WHAT YOU NEED TO DO -
Within the records that follow, find every line containing the string "type". Copy those lines.

=== DATASET CONTENT ===

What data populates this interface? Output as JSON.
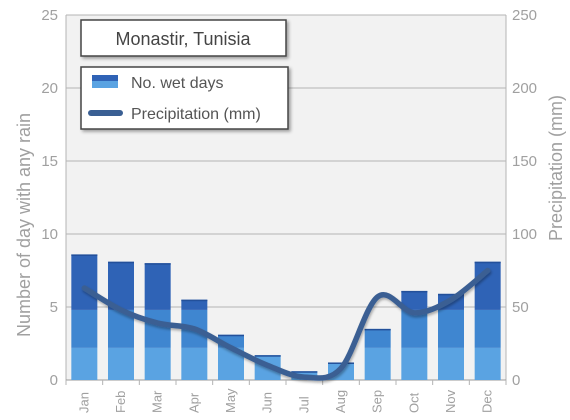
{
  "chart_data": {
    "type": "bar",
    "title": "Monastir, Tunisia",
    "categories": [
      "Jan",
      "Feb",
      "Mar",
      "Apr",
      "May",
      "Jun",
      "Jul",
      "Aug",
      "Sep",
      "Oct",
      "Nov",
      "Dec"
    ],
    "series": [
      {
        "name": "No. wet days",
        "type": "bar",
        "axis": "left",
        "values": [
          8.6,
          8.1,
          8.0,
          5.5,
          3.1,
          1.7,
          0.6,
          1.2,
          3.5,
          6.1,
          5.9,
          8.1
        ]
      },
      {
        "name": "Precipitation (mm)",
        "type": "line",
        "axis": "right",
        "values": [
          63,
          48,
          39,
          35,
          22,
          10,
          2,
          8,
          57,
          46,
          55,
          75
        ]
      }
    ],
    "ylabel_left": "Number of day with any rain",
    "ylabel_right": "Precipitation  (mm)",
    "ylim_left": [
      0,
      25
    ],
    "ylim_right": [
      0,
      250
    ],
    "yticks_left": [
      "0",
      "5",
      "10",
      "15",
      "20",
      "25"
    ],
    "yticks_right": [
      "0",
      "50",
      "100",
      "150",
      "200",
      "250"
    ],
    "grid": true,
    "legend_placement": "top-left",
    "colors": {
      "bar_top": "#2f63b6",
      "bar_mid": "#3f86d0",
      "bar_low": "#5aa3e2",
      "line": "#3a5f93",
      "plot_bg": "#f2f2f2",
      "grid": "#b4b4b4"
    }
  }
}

===
=== DATASET CONTENT ===

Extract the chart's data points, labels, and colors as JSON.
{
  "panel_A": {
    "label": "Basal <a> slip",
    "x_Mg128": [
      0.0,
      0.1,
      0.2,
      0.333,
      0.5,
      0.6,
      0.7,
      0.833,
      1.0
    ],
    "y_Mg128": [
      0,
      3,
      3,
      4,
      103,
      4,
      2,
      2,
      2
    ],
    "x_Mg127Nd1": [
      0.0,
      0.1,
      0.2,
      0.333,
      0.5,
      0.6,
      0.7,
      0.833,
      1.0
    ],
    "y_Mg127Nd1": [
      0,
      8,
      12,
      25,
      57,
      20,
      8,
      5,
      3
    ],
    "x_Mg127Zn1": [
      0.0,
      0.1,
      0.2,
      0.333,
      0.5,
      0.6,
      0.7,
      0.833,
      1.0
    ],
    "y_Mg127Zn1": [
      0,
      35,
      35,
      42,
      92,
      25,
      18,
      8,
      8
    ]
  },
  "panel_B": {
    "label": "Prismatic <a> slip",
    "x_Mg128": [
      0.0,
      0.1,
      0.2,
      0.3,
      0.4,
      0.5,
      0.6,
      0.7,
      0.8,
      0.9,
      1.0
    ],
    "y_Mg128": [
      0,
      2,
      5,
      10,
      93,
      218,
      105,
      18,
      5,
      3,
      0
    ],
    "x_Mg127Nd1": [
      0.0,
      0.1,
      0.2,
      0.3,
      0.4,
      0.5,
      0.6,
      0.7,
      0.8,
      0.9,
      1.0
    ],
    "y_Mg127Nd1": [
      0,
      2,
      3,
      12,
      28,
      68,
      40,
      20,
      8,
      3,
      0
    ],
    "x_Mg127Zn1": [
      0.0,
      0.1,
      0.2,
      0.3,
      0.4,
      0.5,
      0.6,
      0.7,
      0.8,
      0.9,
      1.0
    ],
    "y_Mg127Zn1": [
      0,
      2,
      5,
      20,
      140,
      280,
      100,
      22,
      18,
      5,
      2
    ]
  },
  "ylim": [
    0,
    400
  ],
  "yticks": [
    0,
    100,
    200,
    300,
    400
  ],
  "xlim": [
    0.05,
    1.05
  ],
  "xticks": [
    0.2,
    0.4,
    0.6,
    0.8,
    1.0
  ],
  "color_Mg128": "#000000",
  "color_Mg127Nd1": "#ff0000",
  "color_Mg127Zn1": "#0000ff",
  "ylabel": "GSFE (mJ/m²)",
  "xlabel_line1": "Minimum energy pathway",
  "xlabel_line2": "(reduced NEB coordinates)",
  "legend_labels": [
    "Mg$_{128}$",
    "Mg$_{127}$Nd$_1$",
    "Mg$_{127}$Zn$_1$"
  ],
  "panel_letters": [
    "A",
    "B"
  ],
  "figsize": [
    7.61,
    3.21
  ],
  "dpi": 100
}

===
=== DATASET CONTENT ===

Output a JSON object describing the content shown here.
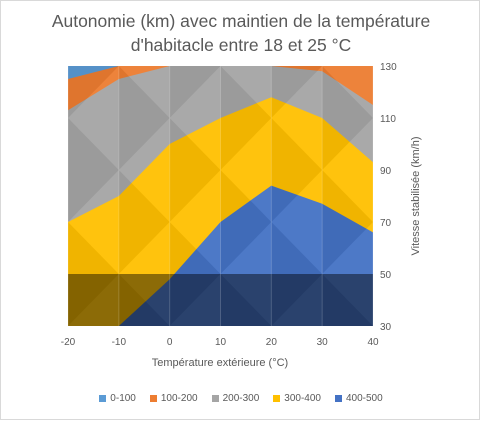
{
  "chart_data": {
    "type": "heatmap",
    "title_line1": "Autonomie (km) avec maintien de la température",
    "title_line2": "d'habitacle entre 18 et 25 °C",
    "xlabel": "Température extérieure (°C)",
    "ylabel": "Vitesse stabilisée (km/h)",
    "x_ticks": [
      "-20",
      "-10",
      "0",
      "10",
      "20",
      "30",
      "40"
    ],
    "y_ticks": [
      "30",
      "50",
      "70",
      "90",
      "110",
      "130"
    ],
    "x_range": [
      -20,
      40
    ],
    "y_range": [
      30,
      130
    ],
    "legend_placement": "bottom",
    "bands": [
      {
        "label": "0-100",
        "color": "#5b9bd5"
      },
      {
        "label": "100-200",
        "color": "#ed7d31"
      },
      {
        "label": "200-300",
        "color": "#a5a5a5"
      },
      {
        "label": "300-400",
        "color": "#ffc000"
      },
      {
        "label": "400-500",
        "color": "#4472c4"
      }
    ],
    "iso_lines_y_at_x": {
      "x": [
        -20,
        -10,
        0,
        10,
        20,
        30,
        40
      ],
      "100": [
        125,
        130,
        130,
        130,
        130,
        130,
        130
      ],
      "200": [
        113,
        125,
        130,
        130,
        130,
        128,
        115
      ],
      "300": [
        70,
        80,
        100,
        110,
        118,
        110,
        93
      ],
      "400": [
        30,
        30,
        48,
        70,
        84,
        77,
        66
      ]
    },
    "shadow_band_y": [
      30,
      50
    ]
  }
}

===

OUTPUT -
    "type": "bar",
        "type": "bar",
        "type": "line",
    "type": "heatmap",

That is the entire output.